◆ **SHORT TASK**:
Reproduce every entry exactly, without alteration.

◆ **DATA FOR PROCESSING**:
··········

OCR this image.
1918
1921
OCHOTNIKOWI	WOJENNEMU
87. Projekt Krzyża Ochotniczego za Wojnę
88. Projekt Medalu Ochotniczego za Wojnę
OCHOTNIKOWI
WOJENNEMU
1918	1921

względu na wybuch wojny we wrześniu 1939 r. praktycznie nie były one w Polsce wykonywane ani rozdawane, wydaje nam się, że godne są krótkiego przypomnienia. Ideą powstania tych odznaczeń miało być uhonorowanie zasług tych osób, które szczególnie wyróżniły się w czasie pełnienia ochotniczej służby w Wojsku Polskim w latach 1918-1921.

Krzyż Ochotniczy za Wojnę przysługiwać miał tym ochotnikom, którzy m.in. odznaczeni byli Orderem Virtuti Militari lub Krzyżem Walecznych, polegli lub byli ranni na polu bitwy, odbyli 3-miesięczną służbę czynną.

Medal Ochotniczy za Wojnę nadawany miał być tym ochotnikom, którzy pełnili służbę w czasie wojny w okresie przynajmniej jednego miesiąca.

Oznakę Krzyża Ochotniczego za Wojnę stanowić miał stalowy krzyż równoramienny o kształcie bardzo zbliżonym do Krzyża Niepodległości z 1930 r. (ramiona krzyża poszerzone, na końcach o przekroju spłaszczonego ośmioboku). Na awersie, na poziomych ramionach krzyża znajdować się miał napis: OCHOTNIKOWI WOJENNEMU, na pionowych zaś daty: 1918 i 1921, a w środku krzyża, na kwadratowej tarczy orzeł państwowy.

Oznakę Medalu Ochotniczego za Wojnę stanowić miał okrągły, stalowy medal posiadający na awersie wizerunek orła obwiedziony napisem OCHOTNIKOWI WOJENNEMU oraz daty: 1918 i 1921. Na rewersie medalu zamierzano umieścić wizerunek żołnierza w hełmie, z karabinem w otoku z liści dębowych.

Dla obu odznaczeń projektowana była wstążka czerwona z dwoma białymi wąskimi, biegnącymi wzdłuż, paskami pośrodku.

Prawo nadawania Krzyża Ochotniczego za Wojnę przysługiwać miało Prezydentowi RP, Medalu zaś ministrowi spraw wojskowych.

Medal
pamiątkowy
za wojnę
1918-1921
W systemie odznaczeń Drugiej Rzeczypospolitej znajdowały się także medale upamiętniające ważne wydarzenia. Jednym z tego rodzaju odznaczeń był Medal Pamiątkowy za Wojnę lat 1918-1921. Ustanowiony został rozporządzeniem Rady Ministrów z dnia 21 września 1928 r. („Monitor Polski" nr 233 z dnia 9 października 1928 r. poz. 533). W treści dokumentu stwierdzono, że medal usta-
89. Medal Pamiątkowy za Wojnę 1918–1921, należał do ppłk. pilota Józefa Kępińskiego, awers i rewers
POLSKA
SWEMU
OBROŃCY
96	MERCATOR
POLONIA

··········

◆ **WRITTEN ANSWER**:
OCR this image.
1918
1921
OCHOTNIKOWI	WOJENNEMU
87. Projekt Krzyża Ochotniczego za Wojnę
88. Projekt Medalu Ochotniczego za Wojnę
OCHOTNIKOWI
WOJENNEMU
1918	1921

względu na wybuch wojny we wrześniu 1939 r. praktycznie nie były one w Polsce wykonywane ani rozdawane, wydaje nam się, że godne są krótkiego przypomnienia. Ideą powstania tych odznaczeń miało być uhonorowanie zasług tych osób, które szczególnie wyróżniły się w czasie pełnienia ochotniczej służby w Wojsku Polskim w latach 1918-1921.

Krzyż Ochotniczy za Wojnę przysługiwać miał tym ochotnikom, którzy m.in. odznaczeni byli Orderem Virtuti Militari lub Krzyżem Walecznych, polegli lub byli ranni na polu bitwy, odbyli 3-miesięczną służbę czynną.

Medal Ochotniczy za Wojnę nadawany miał być tym ochotnikom, którzy pełnili służbę w czasie wojny w okresie przynajmniej jednego miesiąca.

Oznakę Krzyża Ochotniczego za Wojnę stanowić miał stalowy krzyż równoramienny o kształcie bardzo zbliżonym do Krzyża Niepodległości z 1930 r. (ramiona krzyża poszerzone, na końcach o przekroju spłaszczonego ośmioboku). Na awersie, na poziomych ramionach krzyża znajdować się miał napis: OCHOTNIKOWI WOJENNEMU, na pionowych zaś daty: 1918 i 1921, a w środku krzyża, na kwadratowej tarczy orzeł państwowy.

Oznakę Medalu Ochotniczego za Wojnę stanowić miał okrągły, stalowy medal posiadający na awersie wizerunek orła obwiedziony napisem OCHOTNIKOWI WOJENNEMU oraz daty: 1918 i 1921. Na rewersie medalu zamierzano umieścić wizerunek żołnierza w hełmie, z karabinem w otoku z liści dębowych.

Dla obu odznaczeń projektowana była wstążka czerwona z dwoma białymi wąskimi, biegnącymi wzdłuż, paskami pośrodku.

Prawo nadawania Krzyża Ochotniczego za Wojnę przysługiwać miało Prezydentowi RP, Medalu zaś ministrowi spraw wojskowych.

Medal
pamiątkowy
za wojnę
1918-1921
W systemie odznaczeń Drugiej Rzeczypospolitej znajdowały się także medale upamiętniające ważne wydarzenia. Jednym z tego rodzaju odznaczeń był Medal Pamiątkowy za Wojnę lat 1918-1921. Ustanowiony został rozporządzeniem Rady Ministrów z dnia 21 września 1928 r. („Monitor Polski" nr 233 z dnia 9 października 1928 r. poz. 533). W treści dokumentu stwierdzono, że medal usta-
89. Medal Pamiątkowy za Wojnę 1918–1921, należał do ppłk. pilota Józefa Kępińskiego, awers i rewers
POLSKA
SWEMU
OBROŃCY
96	MERCATOR
POLONIA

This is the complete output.